§ Brano da leggere:
Il titolo si riporta per intero e può essere citato tra virgolette o evidenziato in carattere corsivo.


EDIZIONE

L'indicazione di edizione viene riportata dopo il titolo ed è un elemento molto importante soprattutto nel caso di opere che abbiano subito profonde modifiche da un'edizione all'altra.
Si omette nel caso in cui si tratti della prima edizione.


LUOGO DI EDIZIONE, NOME DELL'EDITORE, DATA

Questi tre elementi si riportano l'uno di seguito all'altro secondo la struttura:

Luogo di edizione: editore, data.


2) Articoli contenuti nelle monografie

Nel caso in cui un'opera sia frutto della collaborazione tra più autori e sia cioè composta da più contributi, ciascuno dei quali con un autore proprio, si può far riferimento ad uno di questi singoli articoli attraverso questa modalità:

autore dell'articolo, titolo dell'articolo, In: (seguito dai dati bibliografici relativi all'opera complessiva), n. delle pagine alle quali si fa riferimento.

§ Dati:
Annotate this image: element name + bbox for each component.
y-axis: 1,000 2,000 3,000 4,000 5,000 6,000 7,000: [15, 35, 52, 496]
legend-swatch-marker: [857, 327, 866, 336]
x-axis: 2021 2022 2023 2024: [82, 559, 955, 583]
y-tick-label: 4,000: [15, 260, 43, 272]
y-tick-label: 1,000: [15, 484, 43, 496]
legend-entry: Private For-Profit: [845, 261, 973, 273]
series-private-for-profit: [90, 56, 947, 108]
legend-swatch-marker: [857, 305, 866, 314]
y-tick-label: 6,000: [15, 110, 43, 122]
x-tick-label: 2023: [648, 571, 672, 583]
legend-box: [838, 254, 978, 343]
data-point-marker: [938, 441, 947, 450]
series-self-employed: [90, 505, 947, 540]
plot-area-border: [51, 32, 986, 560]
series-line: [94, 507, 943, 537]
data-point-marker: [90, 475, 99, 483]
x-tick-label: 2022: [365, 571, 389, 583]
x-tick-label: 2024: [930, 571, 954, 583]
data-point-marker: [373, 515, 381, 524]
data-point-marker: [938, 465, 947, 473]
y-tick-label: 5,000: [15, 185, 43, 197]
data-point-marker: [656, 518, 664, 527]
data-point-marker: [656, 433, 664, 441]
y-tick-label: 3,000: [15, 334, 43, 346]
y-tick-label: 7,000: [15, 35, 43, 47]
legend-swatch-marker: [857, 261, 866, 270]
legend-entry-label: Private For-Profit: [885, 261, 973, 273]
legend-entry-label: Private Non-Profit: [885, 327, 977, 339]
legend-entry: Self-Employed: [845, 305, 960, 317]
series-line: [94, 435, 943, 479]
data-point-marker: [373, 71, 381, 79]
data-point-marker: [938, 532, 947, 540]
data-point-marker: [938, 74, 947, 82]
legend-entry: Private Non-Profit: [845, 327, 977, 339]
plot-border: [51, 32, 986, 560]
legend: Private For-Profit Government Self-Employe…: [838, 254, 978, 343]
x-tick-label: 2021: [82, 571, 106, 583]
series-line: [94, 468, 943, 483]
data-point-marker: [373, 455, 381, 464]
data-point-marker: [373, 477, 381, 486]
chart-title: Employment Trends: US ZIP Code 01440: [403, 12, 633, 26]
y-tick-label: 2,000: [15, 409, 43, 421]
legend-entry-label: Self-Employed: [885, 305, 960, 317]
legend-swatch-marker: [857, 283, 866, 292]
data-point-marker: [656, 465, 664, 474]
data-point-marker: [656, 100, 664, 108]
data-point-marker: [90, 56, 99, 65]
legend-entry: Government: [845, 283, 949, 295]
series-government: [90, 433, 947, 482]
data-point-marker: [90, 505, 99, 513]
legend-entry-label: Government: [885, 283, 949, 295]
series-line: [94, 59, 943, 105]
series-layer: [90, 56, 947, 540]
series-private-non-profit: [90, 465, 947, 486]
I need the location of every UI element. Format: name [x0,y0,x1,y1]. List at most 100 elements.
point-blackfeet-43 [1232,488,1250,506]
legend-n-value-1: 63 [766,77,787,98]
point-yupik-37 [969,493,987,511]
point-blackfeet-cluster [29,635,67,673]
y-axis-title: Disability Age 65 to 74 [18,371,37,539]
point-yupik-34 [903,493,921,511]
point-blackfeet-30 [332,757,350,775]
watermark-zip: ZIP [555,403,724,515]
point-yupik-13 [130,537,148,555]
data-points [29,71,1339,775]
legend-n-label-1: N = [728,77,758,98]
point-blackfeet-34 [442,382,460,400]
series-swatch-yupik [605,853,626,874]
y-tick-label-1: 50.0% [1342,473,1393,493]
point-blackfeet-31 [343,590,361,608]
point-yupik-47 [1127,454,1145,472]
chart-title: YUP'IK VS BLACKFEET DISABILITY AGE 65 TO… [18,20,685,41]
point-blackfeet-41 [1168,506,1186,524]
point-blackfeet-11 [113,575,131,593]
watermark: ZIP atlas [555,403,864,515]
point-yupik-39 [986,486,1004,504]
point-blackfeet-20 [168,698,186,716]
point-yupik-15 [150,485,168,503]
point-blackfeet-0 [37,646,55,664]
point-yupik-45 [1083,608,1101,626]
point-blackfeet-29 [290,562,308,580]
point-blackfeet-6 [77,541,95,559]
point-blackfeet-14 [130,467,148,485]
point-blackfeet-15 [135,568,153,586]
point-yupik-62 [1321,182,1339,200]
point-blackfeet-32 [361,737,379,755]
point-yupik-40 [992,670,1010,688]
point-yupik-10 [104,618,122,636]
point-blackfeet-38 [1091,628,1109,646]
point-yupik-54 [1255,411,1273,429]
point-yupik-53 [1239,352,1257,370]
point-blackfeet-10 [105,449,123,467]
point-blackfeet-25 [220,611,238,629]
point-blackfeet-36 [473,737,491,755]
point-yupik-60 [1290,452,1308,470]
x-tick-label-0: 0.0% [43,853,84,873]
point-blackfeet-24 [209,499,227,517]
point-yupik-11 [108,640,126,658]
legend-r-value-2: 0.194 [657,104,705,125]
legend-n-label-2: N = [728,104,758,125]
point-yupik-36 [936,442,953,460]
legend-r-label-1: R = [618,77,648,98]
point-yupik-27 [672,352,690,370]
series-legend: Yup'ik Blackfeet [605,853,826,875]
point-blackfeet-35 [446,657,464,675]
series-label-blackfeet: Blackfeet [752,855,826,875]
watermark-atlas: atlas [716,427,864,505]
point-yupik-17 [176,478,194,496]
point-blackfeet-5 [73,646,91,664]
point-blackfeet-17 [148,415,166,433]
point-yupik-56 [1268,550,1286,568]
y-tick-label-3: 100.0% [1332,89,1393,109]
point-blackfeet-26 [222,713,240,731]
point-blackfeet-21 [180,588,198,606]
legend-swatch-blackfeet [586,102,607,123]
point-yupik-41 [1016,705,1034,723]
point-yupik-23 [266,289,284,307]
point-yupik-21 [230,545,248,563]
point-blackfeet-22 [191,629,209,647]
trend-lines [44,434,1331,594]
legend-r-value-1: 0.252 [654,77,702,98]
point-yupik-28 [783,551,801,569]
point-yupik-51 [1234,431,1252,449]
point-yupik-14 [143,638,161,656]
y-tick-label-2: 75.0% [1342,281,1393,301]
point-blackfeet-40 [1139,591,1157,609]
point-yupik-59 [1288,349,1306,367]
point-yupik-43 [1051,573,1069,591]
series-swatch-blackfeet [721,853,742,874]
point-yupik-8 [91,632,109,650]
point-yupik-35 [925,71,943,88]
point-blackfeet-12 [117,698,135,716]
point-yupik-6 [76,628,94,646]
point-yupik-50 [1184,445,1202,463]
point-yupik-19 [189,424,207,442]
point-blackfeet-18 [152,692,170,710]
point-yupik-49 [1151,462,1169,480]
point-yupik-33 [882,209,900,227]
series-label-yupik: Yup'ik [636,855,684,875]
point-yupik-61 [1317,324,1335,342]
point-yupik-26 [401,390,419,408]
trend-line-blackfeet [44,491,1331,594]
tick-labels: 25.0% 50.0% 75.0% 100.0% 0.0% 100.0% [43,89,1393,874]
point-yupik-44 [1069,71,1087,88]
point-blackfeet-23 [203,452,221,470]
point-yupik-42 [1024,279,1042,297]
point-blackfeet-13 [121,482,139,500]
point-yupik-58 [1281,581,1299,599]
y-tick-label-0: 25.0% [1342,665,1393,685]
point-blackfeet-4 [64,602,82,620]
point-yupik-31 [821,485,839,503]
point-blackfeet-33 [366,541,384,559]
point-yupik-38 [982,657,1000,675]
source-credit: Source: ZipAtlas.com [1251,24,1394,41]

§ Consegna 1:
Per ciascuna affermazione indica se concorda con il brano sulle citazioni bibliografiche (sì o no) e cita le parole del brano che lo stabiliscono.
(a) L'indicazione di edizione va riportata anche quando si tratta della prima edizione.
(b) Il titolo può essere evidenziato in carattere corsivo.
(c) L'indicazione di edizione si colloca prima del titolo.
§ Consegna 2: Secondo il brano sulle citazioni bibliografiche, con quale struttura si riportano luogo di edizione, nome dell'editore e data?
§ Consegna 3: Elenca, nell'ordine dato dal brano sulle citazioni bibliografiche, tutti gli elementi con cui si fa riferimento a un singolo articolo contenuto in una monografia.

§ Soluzione 1:
(a) No: "Si omette nel caso in cui si tratti della prima edizione."
(b) Sì: "può essere citato tra virgolette o evidenziato in carattere corsivo"
(c) No: "viene riportata dopo il titolo"

§ Soluzione 2: Luogo di edizione: editore, data.

§ Soluzione 3:
1. Autore dell'articolo
2. Titolo dell'articolo
3. "In:" seguito dai dati bibliografici relativi all'opera complessiva
4. Numero delle pagine alle quali si fa riferimento